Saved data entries
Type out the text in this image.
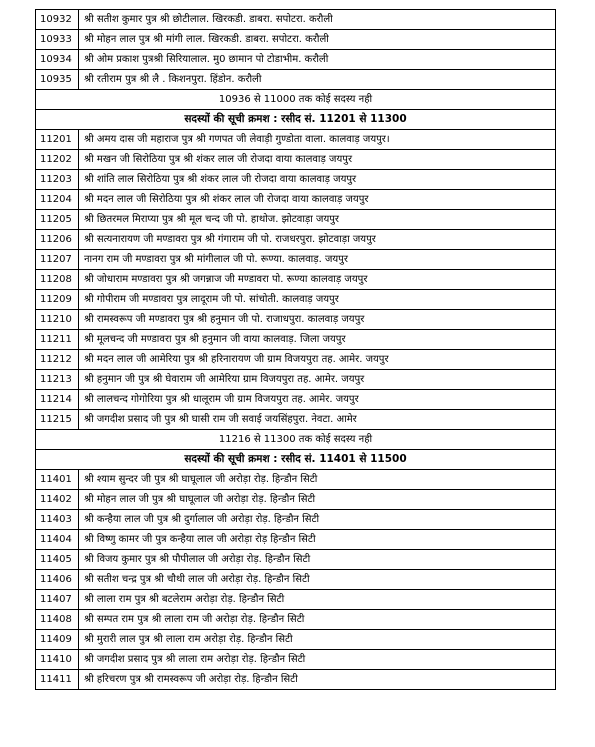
10932	श्री सतीश कुमार पुत्र श्री छोटीलाल. खिरकडी. डाबरा. सपोटरा. करौली
10933	श्री मोहन लाल पुत्र श्री मांगी लाल. खिरकडी. डाबरा. सपोटरा. करौली
10934	श्री ओम प्रकाश पुत्रश्री सिरियालाल. मु0 छामान पो टोडाभीम. करौली
10935	श्री रतीराम पुत्र श्री लै . किशनपुरा. हिंडोन. करौली
10936 से 11000 तक कोई सदस्य नही	
सदस्यों की सूची क्रमश : रसीद सं. 11201 से 11300	
11201	श्री अमय दास जी महाराज पुत्र श्री गणपत जी लेवाड़ी गुण्डोता वाला. कालवाड़ जयपुर।
11202	श्री मखन जी सिरोठिया पुत्र श्री शंकर लाल जी रोजदा वाया कालवाड़ जयपुर
11203	श्री शांति लाल सिरोठिया पुत्र श्री शंकर लाल जी रोजदा वाया कालवाड़ जयपुर
11204	श्री मदन लाल जी सिरोठिया पुत्र श्री शंकर लाल जी रोजदा वाया कालवाड़ जयपुर
11205	श्री छितरमल मिराप्या पुत्र श्री मूल चन्द जी पो. हाथोज. झोटवाड़ा जयपुर
11206	श्री सत्यनारायण जी मण्डावरा पुत्र श्री गंगाराम जी पो. राजधरपुरा. झोटवाड़ा जयपुर
11207	नानग राम जी मण्डावरा पुत्र श्री मांगीलाल जी पो. रूण्या. कालवाड़. जयपुर
11208	श्री जोधाराम मण्डावरा पुत्र श्री जगन्नाज जी मण्डावरा पो. रूण्या कालवाड़ जयपुर
11209	श्री गोपीराम जी मण्डावरा पुत्र लादूराम जी पो. सांचोती. कालवाड़ जयपुर
11210	श्री रामस्वरूप जी मण्डावरा पुत्र श्री हनुमान जी पो. राजाधपुरा. कालवाड़ जयपुर
11211	श्री मूलचन्द जी मण्डावरा पुत्र श्री हनुमान जी वाया कालवाड़. जिला जयपुर
11212	श्री मदन लाल जी आमेरिया पुत्र श्री हरिनारायण जी ग्राम विजयपुरा तह. आमेर. जयपुर
11213	श्री हनुमान जी पुत्र श्री घेवाराम जी आमेरिया ग्राम विजयपुरा तह. आमेर. जयपुर
11214	श्री लालचन्द गोगोरिया पुत्र श्री धालूराम जी ग्राम विजयपुरा तह. आमेर. जयपुर
11215	श्री जगदीश प्रसाद जी पुत्र श्री घासी राम जी सवाई जयसिंहपुरा. नेवटा. आमेर
11216 से 11300 तक कोई सदस्य नही	
सदस्यों की सूची क्रमश : रसीद सं. 11401 से 11500	
11401	श्री श्याम सुन्दर जी पुत्र श्री घाघूलाल जी अरोड़ा रोड़. हिन्डौन सिटी
11402	श्री मोहन लाल जी पुत्र श्री घाघूलाल जी अरोड़ा रोड़. हिन्डौन सिटी
11403	श्री कन्हैया लाल जी पुत्र श्री दुर्गालाल जी अरोड़ा रोड़. हिन्डौन सिटी
11404	श्री विष्णु कामर जी पुत्र कन्हैया लाल जी अरोड़ा रोड़ हिन्डौन सिटी
11405	श्री विजय कुमार पुत्र श्री पौपीलाल जी अरोड़ा रोड़. हिन्डौन सिटी
11406	श्री सतीश चन्द्र पुत्र श्री चौथी लाल जी अरोड़ा रोड़. हिन्डौन सिटी
11407	श्री लाला राम पुत्र श्री बटलेराम अरोड़ा रोड़. हिन्डौन सिटी
11408	श्री सम्पत राम पुत्र श्री लाला राम जी अरोड़ा रोड़. हिन्डौन सिटी
11409	श्री मुरारी लाल पुत्र श्री लाला राम अरोड़ा रोड़. हिन्डौन सिटी
11410	श्री जगदीश प्रसाद पुत्र श्री लाला राम अरोड़ा रोड़. हिन्डौन सिटी
11411	श्री हरिचरण पुत्र श्री रामस्वरूप जी अरोड़ा रोड़. हिन्डौन सिटी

OBJECTIVE
Each line above is to be copied verbatim. Drop any image from the copy.

EXPECTED ANSWER
Type out the text in this image.
10932	श्री सतीश कुमार पुत्र श्री छोटीलाल. खिरकडी. डाबरा. सपोटरा. करौली
10933	श्री मोहन लाल पुत्र श्री मांगी लाल. खिरकडी. डाबरा. सपोटरा. करौली
10934	श्री ओम प्रकाश पुत्रश्री सिरियालाल. मु0 छामान पो टोडाभीम. करौली
10935	श्री रतीराम पुत्र श्री लै . किशनपुरा. हिंडोन. करौली
10936 से 11000 तक कोई सदस्य नही	
सदस्यों की सूची क्रमश : रसीद सं. 11201 से 11300	
11201	श्री अमय दास जी महाराज पुत्र श्री गणपत जी लेवाड़ी गुण्डोता वाला. कालवाड़ जयपुर।
11202	श्री मखन जी सिरोठिया पुत्र श्री शंकर लाल जी रोजदा वाया कालवाड़ जयपुर
11203	श्री शांति लाल सिरोठिया पुत्र श्री शंकर लाल जी रोजदा वाया कालवाड़ जयपुर
11204	श्री मदन लाल जी सिरोठिया पुत्र श्री शंकर लाल जी रोजदा वाया कालवाड़ जयपुर
11205	श्री छितरमल मिराप्या पुत्र श्री मूल चन्द जी पो. हाथोज. झोटवाड़ा जयपुर
11206	श्री सत्यनारायण जी मण्डावरा पुत्र श्री गंगाराम जी पो. राजधरपुरा. झोटवाड़ा जयपुर
11207	नानग राम जी मण्डावरा पुत्र श्री मांगीलाल जी पो. रूण्या. कालवाड़. जयपुर
11208	श्री जोधाराम मण्डावरा पुत्र श्री जगन्नाज जी मण्डावरा पो. रूण्या कालवाड़ जयपुर
11209	श्री गोपीराम जी मण्डावरा पुत्र लादूराम जी पो. सांचोती. कालवाड़ जयपुर
11210	श्री रामस्वरूप जी मण्डावरा पुत्र श्री हनुमान जी पो. राजाधपुरा. कालवाड़ जयपुर
11211	श्री मूलचन्द जी मण्डावरा पुत्र श्री हनुमान जी वाया कालवाड़. जिला जयपुर
11212	श्री मदन लाल जी आमेरिया पुत्र श्री हरिनारायण जी ग्राम विजयपुरा तह. आमेर. जयपुर
11213	श्री हनुमान जी पुत्र श्री घेवाराम जी आमेरिया ग्राम विजयपुरा तह. आमेर. जयपुर
11214	श्री लालचन्द गोगोरिया पुत्र श्री धालूराम जी ग्राम विजयपुरा तह. आमेर. जयपुर
11215	श्री जगदीश प्रसाद जी पुत्र श्री घासी राम जी सवाई जयसिंहपुरा. नेवटा. आमेर
11216 से 11300 तक कोई सदस्य नही	
सदस्यों की सूची क्रमश : रसीद सं. 11401 से 11500	
11401	श्री श्याम सुन्दर जी पुत्र श्री घाघूलाल जी अरोड़ा रोड़. हिन्डौन सिटी
11402	श्री मोहन लाल जी पुत्र श्री घाघूलाल जी अरोड़ा रोड़. हिन्डौन सिटी
11403	श्री कन्हैया लाल जी पुत्र श्री दुर्गालाल जी अरोड़ा रोड़. हिन्डौन सिटी
11404	श्री विष्णु कामर जी पुत्र कन्हैया लाल जी अरोड़ा रोड़ हिन्डौन सिटी
11405	श्री विजय कुमार पुत्र श्री पौपीलाल जी अरोड़ा रोड़. हिन्डौन सिटी
11406	श्री सतीश चन्द्र पुत्र श्री चौथी लाल जी अरोड़ा रोड़. हिन्डौन सिटी
11407	श्री लाला राम पुत्र श्री बटलेराम अरोड़ा रोड़. हिन्डौन सिटी
11408	श्री सम्पत राम पुत्र श्री लाला राम जी अरोड़ा रोड़. हिन्डौन सिटी
11409	श्री मुरारी लाल पुत्र श्री लाला राम अरोड़ा रोड़. हिन्डौन सिटी
11410	श्री जगदीश प्रसाद पुत्र श्री लाला राम अरोड़ा रोड़. हिन्डौन सिटी
11411	श्री हरिचरण पुत्र श्री रामस्वरूप जी अरोड़ा रोड़. हिन्डौन सिटी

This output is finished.